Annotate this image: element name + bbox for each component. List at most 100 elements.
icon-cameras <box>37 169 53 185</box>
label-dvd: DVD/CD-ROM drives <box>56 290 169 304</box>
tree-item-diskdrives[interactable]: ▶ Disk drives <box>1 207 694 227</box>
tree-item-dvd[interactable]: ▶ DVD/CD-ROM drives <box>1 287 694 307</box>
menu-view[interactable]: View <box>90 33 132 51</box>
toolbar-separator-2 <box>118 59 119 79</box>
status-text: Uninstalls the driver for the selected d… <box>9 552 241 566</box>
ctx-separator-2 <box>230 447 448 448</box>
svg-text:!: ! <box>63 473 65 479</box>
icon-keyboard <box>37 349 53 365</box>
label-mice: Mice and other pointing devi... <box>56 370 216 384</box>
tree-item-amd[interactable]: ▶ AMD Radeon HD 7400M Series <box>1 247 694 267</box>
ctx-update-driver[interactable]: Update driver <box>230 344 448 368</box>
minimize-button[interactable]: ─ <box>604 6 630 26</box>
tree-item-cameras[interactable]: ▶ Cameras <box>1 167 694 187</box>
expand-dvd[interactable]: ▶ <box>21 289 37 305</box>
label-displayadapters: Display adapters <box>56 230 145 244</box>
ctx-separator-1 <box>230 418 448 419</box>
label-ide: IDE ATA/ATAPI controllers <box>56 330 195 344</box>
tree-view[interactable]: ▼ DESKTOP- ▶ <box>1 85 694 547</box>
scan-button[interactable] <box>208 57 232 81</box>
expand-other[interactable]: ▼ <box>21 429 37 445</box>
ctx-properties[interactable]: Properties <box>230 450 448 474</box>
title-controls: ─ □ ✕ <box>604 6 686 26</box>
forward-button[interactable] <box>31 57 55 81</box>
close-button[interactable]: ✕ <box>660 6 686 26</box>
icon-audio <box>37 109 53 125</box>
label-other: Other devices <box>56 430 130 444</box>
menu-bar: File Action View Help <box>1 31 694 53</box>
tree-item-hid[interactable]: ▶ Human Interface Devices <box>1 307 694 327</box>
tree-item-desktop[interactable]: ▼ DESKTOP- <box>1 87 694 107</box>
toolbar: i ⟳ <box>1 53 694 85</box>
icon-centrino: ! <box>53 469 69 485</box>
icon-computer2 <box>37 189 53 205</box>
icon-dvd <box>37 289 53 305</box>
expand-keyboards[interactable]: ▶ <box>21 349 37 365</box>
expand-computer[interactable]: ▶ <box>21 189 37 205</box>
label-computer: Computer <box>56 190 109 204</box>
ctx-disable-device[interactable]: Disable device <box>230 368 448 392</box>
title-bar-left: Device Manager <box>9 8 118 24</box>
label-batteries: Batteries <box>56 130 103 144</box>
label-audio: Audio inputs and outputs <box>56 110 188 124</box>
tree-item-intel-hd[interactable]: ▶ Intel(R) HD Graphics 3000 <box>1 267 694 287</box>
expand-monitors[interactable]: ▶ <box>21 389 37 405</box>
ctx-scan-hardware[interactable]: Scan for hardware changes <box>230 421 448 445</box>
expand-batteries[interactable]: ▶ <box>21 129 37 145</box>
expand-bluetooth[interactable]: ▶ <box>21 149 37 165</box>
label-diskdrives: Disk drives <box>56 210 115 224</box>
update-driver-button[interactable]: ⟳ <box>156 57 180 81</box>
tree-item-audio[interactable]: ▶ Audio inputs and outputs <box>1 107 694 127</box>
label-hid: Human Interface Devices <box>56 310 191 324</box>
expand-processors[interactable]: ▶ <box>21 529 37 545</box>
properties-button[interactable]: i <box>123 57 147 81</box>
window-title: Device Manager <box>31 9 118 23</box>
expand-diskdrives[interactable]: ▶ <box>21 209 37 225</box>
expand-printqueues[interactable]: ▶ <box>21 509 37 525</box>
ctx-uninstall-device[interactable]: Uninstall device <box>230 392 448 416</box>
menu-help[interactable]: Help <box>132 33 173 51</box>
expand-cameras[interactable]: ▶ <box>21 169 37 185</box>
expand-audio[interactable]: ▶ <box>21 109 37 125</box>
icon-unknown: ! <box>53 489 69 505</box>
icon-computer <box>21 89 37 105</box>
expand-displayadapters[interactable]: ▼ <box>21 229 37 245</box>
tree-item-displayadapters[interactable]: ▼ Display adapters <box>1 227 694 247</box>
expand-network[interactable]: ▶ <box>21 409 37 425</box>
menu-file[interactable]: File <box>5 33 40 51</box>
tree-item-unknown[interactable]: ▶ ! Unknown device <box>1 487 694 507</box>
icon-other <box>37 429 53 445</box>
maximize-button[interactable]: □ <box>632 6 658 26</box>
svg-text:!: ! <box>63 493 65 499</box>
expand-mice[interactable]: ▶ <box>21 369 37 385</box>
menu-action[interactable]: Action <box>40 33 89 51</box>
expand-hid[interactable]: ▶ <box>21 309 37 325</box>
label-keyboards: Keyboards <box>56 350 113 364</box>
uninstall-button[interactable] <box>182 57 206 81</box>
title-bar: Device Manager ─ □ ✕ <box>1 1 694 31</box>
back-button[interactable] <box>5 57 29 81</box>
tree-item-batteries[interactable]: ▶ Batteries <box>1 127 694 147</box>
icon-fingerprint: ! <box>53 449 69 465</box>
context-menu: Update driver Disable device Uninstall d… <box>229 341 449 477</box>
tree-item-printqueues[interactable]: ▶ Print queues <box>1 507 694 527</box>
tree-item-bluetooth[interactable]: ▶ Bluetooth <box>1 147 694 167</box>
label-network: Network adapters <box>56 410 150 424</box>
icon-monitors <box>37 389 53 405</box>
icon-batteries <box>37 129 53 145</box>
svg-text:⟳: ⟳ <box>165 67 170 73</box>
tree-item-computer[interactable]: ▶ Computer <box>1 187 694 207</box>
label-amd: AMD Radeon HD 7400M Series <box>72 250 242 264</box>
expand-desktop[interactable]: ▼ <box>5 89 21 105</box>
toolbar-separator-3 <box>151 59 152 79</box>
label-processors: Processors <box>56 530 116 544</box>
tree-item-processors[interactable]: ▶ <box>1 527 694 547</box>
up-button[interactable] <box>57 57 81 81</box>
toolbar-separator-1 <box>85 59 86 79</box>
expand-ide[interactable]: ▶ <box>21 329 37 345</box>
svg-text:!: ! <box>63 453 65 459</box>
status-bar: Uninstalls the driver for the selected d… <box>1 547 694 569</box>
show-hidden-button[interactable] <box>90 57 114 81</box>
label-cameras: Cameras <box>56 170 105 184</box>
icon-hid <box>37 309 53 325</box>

Problem to solve → Please extract every line of the items above and reproduce each one without any change.

Written solution →
Annotate this image: element name + bbox for each component. List at most 100 elements.
icon-cameras <box>37 169 53 185</box>
label-dvd: DVD/CD-ROM drives <box>56 290 169 304</box>
tree-item-diskdrives[interactable]: ▶ Disk drives <box>1 207 694 227</box>
tree-item-dvd[interactable]: ▶ DVD/CD-ROM drives <box>1 287 694 307</box>
menu-view[interactable]: View <box>90 33 132 51</box>
toolbar-separator-2 <box>118 59 119 79</box>
status-text: Uninstalls the driver for the selected d… <box>9 552 241 566</box>
ctx-separator-2 <box>230 447 448 448</box>
svg-text:!: ! <box>63 473 65 479</box>
icon-keyboard <box>37 349 53 365</box>
label-mice: Mice and other pointing devi... <box>56 370 216 384</box>
tree-item-amd[interactable]: ▶ AMD Radeon HD 7400M Series <box>1 247 694 267</box>
ctx-update-driver[interactable]: Update driver <box>230 344 448 368</box>
minimize-button[interactable]: ─ <box>604 6 630 26</box>
tree-item-cameras[interactable]: ▶ Cameras <box>1 167 694 187</box>
expand-dvd[interactable]: ▶ <box>21 289 37 305</box>
label-displayadapters: Display adapters <box>56 230 145 244</box>
ctx-separator-1 <box>230 418 448 419</box>
label-ide: IDE ATA/ATAPI controllers <box>56 330 195 344</box>
tree-view[interactable]: ▼ DESKTOP- ▶ <box>1 85 694 547</box>
scan-button[interactable] <box>208 57 232 81</box>
expand-other[interactable]: ▼ <box>21 429 37 445</box>
ctx-properties[interactable]: Properties <box>230 450 448 474</box>
title-controls: ─ □ ✕ <box>604 6 686 26</box>
forward-button[interactable] <box>31 57 55 81</box>
close-button[interactable]: ✕ <box>660 6 686 26</box>
icon-audio <box>37 109 53 125</box>
label-other: Other devices <box>56 430 130 444</box>
menu-bar: File Action View Help <box>1 31 694 53</box>
tree-item-hid[interactable]: ▶ Human Interface Devices <box>1 307 694 327</box>
tree-item-desktop[interactable]: ▼ DESKTOP- <box>1 87 694 107</box>
toolbar: i ⟳ <box>1 53 694 85</box>
icon-centrino: ! <box>53 469 69 485</box>
icon-computer2 <box>37 189 53 205</box>
icon-dvd <box>37 289 53 305</box>
expand-keyboards[interactable]: ▶ <box>21 349 37 365</box>
expand-computer[interactable]: ▶ <box>21 189 37 205</box>
label-computer: Computer <box>56 190 109 204</box>
ctx-disable-device[interactable]: Disable device <box>230 368 448 392</box>
title-bar-left: Device Manager <box>9 8 118 24</box>
label-batteries: Batteries <box>56 130 103 144</box>
label-audio: Audio inputs and outputs <box>56 110 188 124</box>
tree-item-intel-hd[interactable]: ▶ Intel(R) HD Graphics 3000 <box>1 267 694 287</box>
expand-monitors[interactable]: ▶ <box>21 389 37 405</box>
ctx-scan-hardware[interactable]: Scan for hardware changes <box>230 421 448 445</box>
expand-batteries[interactable]: ▶ <box>21 129 37 145</box>
expand-bluetooth[interactable]: ▶ <box>21 149 37 165</box>
label-diskdrives: Disk drives <box>56 210 115 224</box>
update-driver-button[interactable]: ⟳ <box>156 57 180 81</box>
tree-item-audio[interactable]: ▶ Audio inputs and outputs <box>1 107 694 127</box>
label-hid: Human Interface Devices <box>56 310 191 324</box>
expand-processors[interactable]: ▶ <box>21 529 37 545</box>
properties-button[interactable]: i <box>123 57 147 81</box>
window-title: Device Manager <box>31 9 118 23</box>
expand-diskdrives[interactable]: ▶ <box>21 209 37 225</box>
expand-printqueues[interactable]: ▶ <box>21 509 37 525</box>
ctx-uninstall-device[interactable]: Uninstall device <box>230 392 448 416</box>
menu-help[interactable]: Help <box>132 33 173 51</box>
expand-cameras[interactable]: ▶ <box>21 169 37 185</box>
expand-audio[interactable]: ▶ <box>21 109 37 125</box>
icon-unknown: ! <box>53 489 69 505</box>
icon-computer <box>21 89 37 105</box>
expand-displayadapters[interactable]: ▼ <box>21 229 37 245</box>
tree-item-displayadapters[interactable]: ▼ Display adapters <box>1 227 694 247</box>
expand-network[interactable]: ▶ <box>21 409 37 425</box>
menu-file[interactable]: File <box>5 33 40 51</box>
tree-item-unknown[interactable]: ▶ ! Unknown device <box>1 487 694 507</box>
icon-other <box>37 429 53 445</box>
maximize-button[interactable]: □ <box>632 6 658 26</box>
svg-text:!: ! <box>63 493 65 499</box>
expand-mice[interactable]: ▶ <box>21 369 37 385</box>
menu-action[interactable]: Action <box>40 33 89 51</box>
expand-hid[interactable]: ▶ <box>21 309 37 325</box>
label-keyboards: Keyboards <box>56 350 113 364</box>
uninstall-button[interactable] <box>182 57 206 81</box>
title-bar: Device Manager ─ □ ✕ <box>1 1 694 31</box>
back-button[interactable] <box>5 57 29 81</box>
tree-item-batteries[interactable]: ▶ Batteries <box>1 127 694 147</box>
icon-fingerprint: ! <box>53 449 69 465</box>
context-menu: Update driver Disable device Uninstall d… <box>229 341 449 477</box>
tree-item-printqueues[interactable]: ▶ Print queues <box>1 507 694 527</box>
tree-item-bluetooth[interactable]: ▶ Bluetooth <box>1 147 694 167</box>
label-network: Network adapters <box>56 410 150 424</box>
icon-monitors <box>37 389 53 405</box>
icon-batteries <box>37 129 53 145</box>
svg-text:⟳: ⟳ <box>165 67 170 73</box>
tree-item-computer[interactable]: ▶ Computer <box>1 187 694 207</box>
label-amd: AMD Radeon HD 7400M Series <box>72 250 242 264</box>
expand-desktop[interactable]: ▼ <box>5 89 21 105</box>
toolbar-separator-3 <box>151 59 152 79</box>
label-processors: Processors <box>56 530 116 544</box>
tree-item-processors[interactable]: ▶ <box>1 527 694 547</box>
up-button[interactable] <box>57 57 81 81</box>
toolbar-separator-1 <box>85 59 86 79</box>
expand-ide[interactable]: ▶ <box>21 329 37 345</box>
svg-text:!: ! <box>63 453 65 459</box>
status-bar: Uninstalls the driver for the selected d… <box>1 547 694 569</box>
show-hidden-button[interactable] <box>90 57 114 81</box>
label-cameras: Cameras <box>56 170 105 184</box>
icon-hid <box>37 309 53 325</box>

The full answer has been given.